» **YOUR INSTRUCTIONS**
Reproduce the rows below, substituting "retail" for each occurrence of "shopping" and keeping everything else unchanged.

» **TASK INPUT**
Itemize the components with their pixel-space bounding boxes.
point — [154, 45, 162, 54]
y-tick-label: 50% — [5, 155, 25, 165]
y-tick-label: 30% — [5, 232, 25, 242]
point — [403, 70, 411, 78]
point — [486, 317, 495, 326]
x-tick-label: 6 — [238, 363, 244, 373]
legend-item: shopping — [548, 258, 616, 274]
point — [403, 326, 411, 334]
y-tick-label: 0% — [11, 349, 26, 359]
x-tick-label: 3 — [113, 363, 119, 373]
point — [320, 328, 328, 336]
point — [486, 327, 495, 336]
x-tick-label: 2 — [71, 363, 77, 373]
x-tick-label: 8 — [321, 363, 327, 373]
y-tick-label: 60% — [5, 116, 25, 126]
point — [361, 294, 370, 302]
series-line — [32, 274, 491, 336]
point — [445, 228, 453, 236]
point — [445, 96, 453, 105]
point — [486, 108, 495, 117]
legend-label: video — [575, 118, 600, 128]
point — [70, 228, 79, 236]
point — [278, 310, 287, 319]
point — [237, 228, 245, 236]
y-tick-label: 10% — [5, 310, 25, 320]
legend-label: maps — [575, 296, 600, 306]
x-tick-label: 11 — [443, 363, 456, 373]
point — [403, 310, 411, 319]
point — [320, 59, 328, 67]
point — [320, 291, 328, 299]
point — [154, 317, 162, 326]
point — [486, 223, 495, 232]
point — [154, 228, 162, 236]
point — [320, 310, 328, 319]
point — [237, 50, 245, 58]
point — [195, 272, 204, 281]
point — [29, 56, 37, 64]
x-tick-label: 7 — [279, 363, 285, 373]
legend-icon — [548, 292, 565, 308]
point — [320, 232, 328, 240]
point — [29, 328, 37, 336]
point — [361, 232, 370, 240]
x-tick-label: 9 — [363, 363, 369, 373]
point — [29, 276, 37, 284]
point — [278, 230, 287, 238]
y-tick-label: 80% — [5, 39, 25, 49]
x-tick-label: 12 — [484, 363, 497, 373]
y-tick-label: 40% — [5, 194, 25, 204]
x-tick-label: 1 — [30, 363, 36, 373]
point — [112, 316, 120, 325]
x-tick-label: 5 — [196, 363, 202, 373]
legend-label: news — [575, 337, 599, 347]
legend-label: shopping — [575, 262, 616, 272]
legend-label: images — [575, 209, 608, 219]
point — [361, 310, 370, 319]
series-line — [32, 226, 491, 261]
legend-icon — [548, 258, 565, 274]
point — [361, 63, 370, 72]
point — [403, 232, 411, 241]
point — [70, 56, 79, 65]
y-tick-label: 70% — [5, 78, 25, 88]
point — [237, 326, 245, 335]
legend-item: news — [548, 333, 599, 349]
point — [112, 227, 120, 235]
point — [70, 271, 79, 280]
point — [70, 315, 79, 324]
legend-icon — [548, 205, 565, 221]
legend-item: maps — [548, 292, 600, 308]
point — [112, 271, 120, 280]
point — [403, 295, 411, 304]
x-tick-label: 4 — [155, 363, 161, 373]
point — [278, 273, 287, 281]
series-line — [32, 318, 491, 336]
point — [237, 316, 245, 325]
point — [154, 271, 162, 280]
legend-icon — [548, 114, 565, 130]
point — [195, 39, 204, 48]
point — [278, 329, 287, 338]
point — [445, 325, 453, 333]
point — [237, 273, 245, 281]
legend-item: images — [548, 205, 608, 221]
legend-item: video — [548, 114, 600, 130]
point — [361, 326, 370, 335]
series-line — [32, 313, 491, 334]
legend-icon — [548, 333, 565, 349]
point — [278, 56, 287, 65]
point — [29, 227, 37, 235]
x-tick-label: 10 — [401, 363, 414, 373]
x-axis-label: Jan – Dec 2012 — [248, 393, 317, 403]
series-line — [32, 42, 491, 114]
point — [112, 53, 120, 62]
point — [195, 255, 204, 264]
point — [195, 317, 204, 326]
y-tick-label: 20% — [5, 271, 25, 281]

» **REPLY**
Itemize the components with their pixel-space bounding boxes.
point — [154, 45, 162, 54]
y-tick-label: 50% — [5, 155, 25, 165]
y-tick-label: 30% — [5, 232, 25, 242]
point — [403, 70, 411, 78]
point — [486, 317, 495, 326]
x-tick-label: 6 — [238, 363, 244, 373]
legend-item: retail — [548, 258, 616, 274]
point — [403, 326, 411, 334]
y-tick-label: 0% — [11, 349, 26, 359]
x-tick-label: 3 — [113, 363, 119, 373]
point — [320, 328, 328, 336]
point — [486, 327, 495, 336]
x-tick-label: 2 — [71, 363, 77, 373]
x-tick-label: 8 — [321, 363, 327, 373]
y-tick-label: 60% — [5, 116, 25, 126]
point — [361, 294, 370, 302]
series-line — [32, 274, 491, 336]
point — [445, 228, 453, 236]
point — [445, 96, 453, 105]
point — [486, 108, 495, 117]
legend-label: video — [575, 118, 600, 128]
point — [70, 228, 79, 236]
point — [278, 310, 287, 319]
point — [237, 228, 245, 236]
y-tick-label: 10% — [5, 310, 25, 320]
legend-label: maps — [575, 296, 600, 306]
x-tick-label: 11 — [443, 363, 456, 373]
point — [403, 310, 411, 319]
point — [320, 59, 328, 67]
point — [320, 291, 328, 299]
point — [154, 317, 162, 326]
point — [486, 223, 495, 232]
point — [154, 228, 162, 236]
point — [320, 310, 328, 319]
point — [237, 50, 245, 58]
point — [195, 272, 204, 281]
point — [29, 56, 37, 64]
x-tick-label: 7 — [279, 363, 285, 373]
legend-icon — [548, 292, 565, 308]
point — [320, 232, 328, 240]
point — [29, 328, 37, 336]
point — [361, 232, 370, 240]
x-tick-label: 9 — [363, 363, 369, 373]
point — [29, 276, 37, 284]
point — [278, 230, 287, 238]
y-tick-label: 80% — [5, 39, 25, 49]
x-tick-label: 12 — [484, 363, 497, 373]
y-tick-label: 40% — [5, 194, 25, 204]
x-tick-label: 1 — [30, 363, 36, 373]
point — [112, 316, 120, 325]
x-tick-label: 5 — [196, 363, 202, 373]
legend-label: news — [575, 337, 599, 347]
legend-label: retail — [575, 262, 616, 272]
legend-label: images — [575, 209, 608, 219]
point — [361, 310, 370, 319]
series-line — [32, 226, 491, 261]
legend-icon — [548, 258, 565, 274]
point — [361, 63, 370, 72]
point — [403, 232, 411, 241]
point — [70, 56, 79, 65]
y-tick-label: 70% — [5, 78, 25, 88]
point — [237, 326, 245, 335]
legend-item: news — [548, 333, 599, 349]
point — [112, 227, 120, 235]
point — [70, 271, 79, 280]
point — [70, 315, 79, 324]
legend-icon — [548, 205, 565, 221]
legend-item: maps — [548, 292, 600, 308]
point — [112, 271, 120, 280]
point — [403, 295, 411, 304]
x-tick-label: 4 — [155, 363, 161, 373]
point — [278, 273, 287, 281]
series-line — [32, 318, 491, 336]
point — [237, 316, 245, 325]
point — [154, 271, 162, 280]
legend-icon — [548, 114, 565, 130]
point — [195, 39, 204, 48]
point — [278, 329, 287, 338]
point — [445, 325, 453, 333]
point — [237, 273, 245, 281]
legend-item: images — [548, 205, 608, 221]
legend-item: video — [548, 114, 600, 130]
point — [361, 326, 370, 335]
series-line — [32, 313, 491, 334]
legend-icon — [548, 333, 565, 349]
point — [278, 56, 287, 65]
point — [29, 227, 37, 235]
x-tick-label: 10 — [401, 363, 414, 373]
x-axis-label: Jan – Dec 2012 — [248, 393, 317, 403]
series-line — [32, 42, 491, 114]
point — [112, 53, 120, 62]
point — [195, 255, 204, 264]
point — [195, 317, 204, 326]
y-tick-label: 20% — [5, 271, 25, 281]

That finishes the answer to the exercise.